What is required
Count how many lines of the data include "ylabel". The answer is that number and nothing else.
○ ○ ○ ○ ○ ○ ○
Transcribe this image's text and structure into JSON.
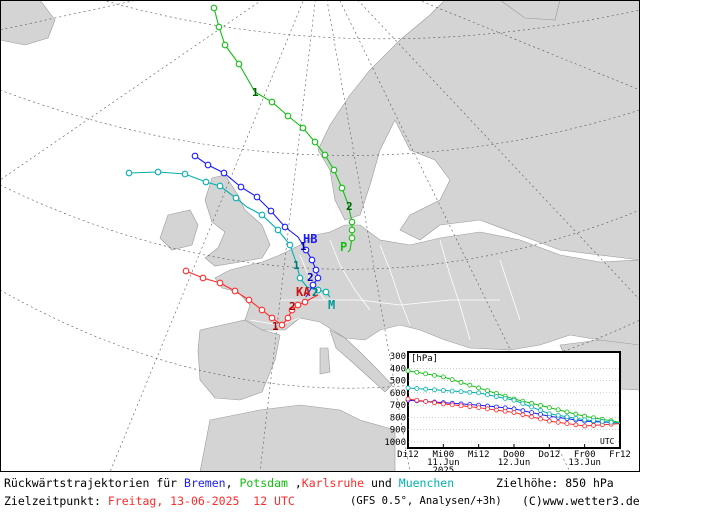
{
  "map": {
    "city_labels": [
      {
        "id": "bremen",
        "text": "HB",
        "color": "#1a1aff"
      },
      {
        "id": "potsdam",
        "text": "P",
        "color": "#10c010"
      },
      {
        "id": "karlsruhe",
        "text": "KA",
        "color": "#cc1111"
      },
      {
        "id": "muenchen",
        "text": "M",
        "color": "#009a9a"
      }
    ]
  },
  "chart_data": {
    "type": "line",
    "ylabel": "[hPa]",
    "y_ticks": [
      "300",
      "400",
      "500",
      "600",
      "700",
      "800",
      "900",
      "1000"
    ],
    "ylim": [
      1000,
      300
    ],
    "x_ticks": [
      "Di12",
      "Mi00",
      "Mi12",
      "Do00",
      "Do12",
      "Fr00",
      "Fr12"
    ],
    "x_sub_labels": [
      "11.Jun",
      "12.Jun",
      "13.Jun"
    ],
    "year_label": "2025",
    "unit_label": "UTC",
    "x": [
      0,
      12,
      24,
      36,
      48,
      60,
      72
    ],
    "series": [
      {
        "name": "Bremen",
        "color": "#1a1aff",
        "values": [
          660,
          680,
          700,
          730,
          790,
          830,
          845
        ]
      },
      {
        "name": "Potsdam",
        "color": "#10c010",
        "values": [
          420,
          470,
          560,
          650,
          720,
          790,
          840
        ]
      },
      {
        "name": "Karlsruhe",
        "color": "#ff2a2a",
        "values": [
          650,
          690,
          720,
          760,
          830,
          870,
          850
        ]
      },
      {
        "name": "Muenchen",
        "color": "#00b0b0",
        "values": [
          560,
          580,
          600,
          660,
          770,
          820,
          845
        ]
      }
    ]
  },
  "caption": {
    "prefix": "Rückwärtstrajektorien für",
    "bremen": "Bremen",
    "comma1": ",",
    "potsdam": "Potsdam",
    "comma2": ",",
    "karlsruhe": "Karlsruhe",
    "und": "und",
    "muenchen": "Muenchen",
    "zielhoehe_label": "Zielhöhe:",
    "zielhoehe_value": "850 hPa",
    "zielzeit_label": "Zielzeitpunkt:",
    "zielzeit_value": "Freitag, 13-06-2025  12 UTC",
    "model": "(GFS 0.5°, Analysen/+3h)",
    "copyright": "(C)www.wetter3.de"
  }
}
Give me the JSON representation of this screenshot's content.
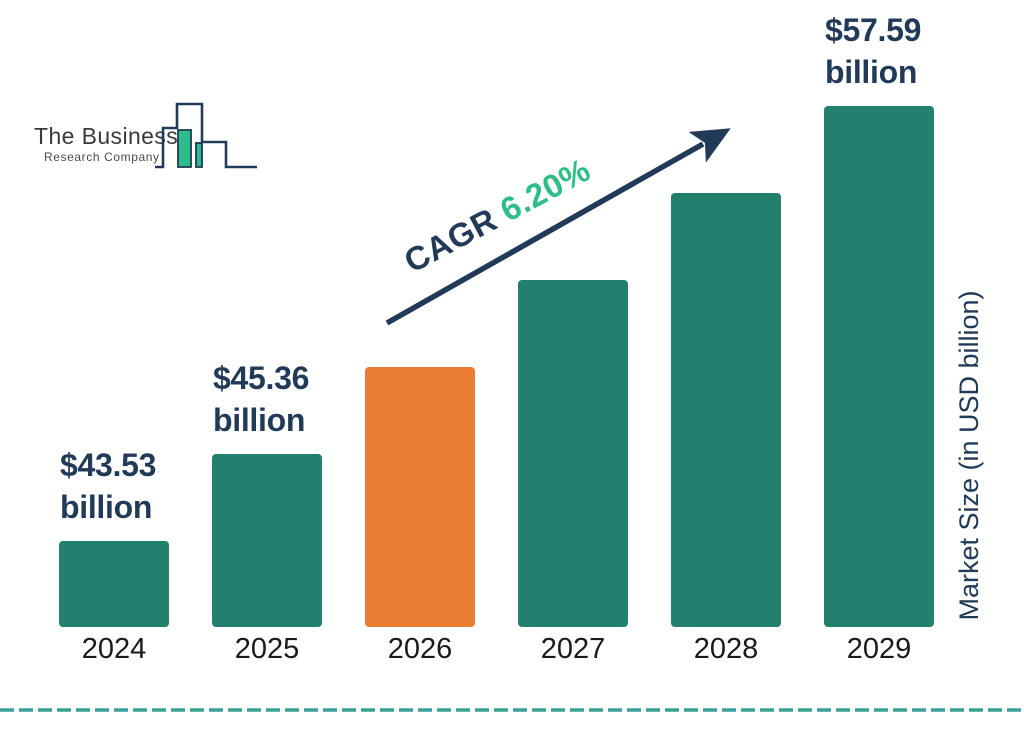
{
  "brand": {
    "name_line1": "The Business",
    "name_line2": "Research Company"
  },
  "cagr": {
    "label": "CAGR",
    "value": "6.20%"
  },
  "axis": {
    "y_label": "Market Size (in USD billion)"
  },
  "chart_data": {
    "type": "bar",
    "categories": [
      "2024",
      "2025",
      "2026",
      "2027",
      "2028",
      "2029"
    ],
    "values": [
      43.53,
      45.36,
      48.17,
      51.16,
      54.33,
      57.59
    ],
    "values_estimated": [
      "2026",
      "2027",
      "2028"
    ],
    "unit": "USD billion",
    "ylabel": "Market Size (in USD billion)",
    "highlight_category": "2026",
    "cagr_annotation": "CAGR 6.20%",
    "legend": false,
    "grid": false,
    "bar_labels": [
      {
        "category": "2024",
        "line1": "$43.53",
        "line2": "billion"
      },
      {
        "category": "2025",
        "line1": "$45.36",
        "line2": "billion"
      },
      {
        "category": "2029",
        "line1": "$57.59",
        "line2": "billion"
      }
    ]
  },
  "colors": {
    "teal": "#23806E",
    "orange": "#EB7E34",
    "navy": "#203A58",
    "green": "#2DBE87",
    "dash_line": "#3AA096",
    "logo_green": "#2BBD8C"
  }
}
○ ○ ○ ○ ○ ○ ○
Answer to this task
2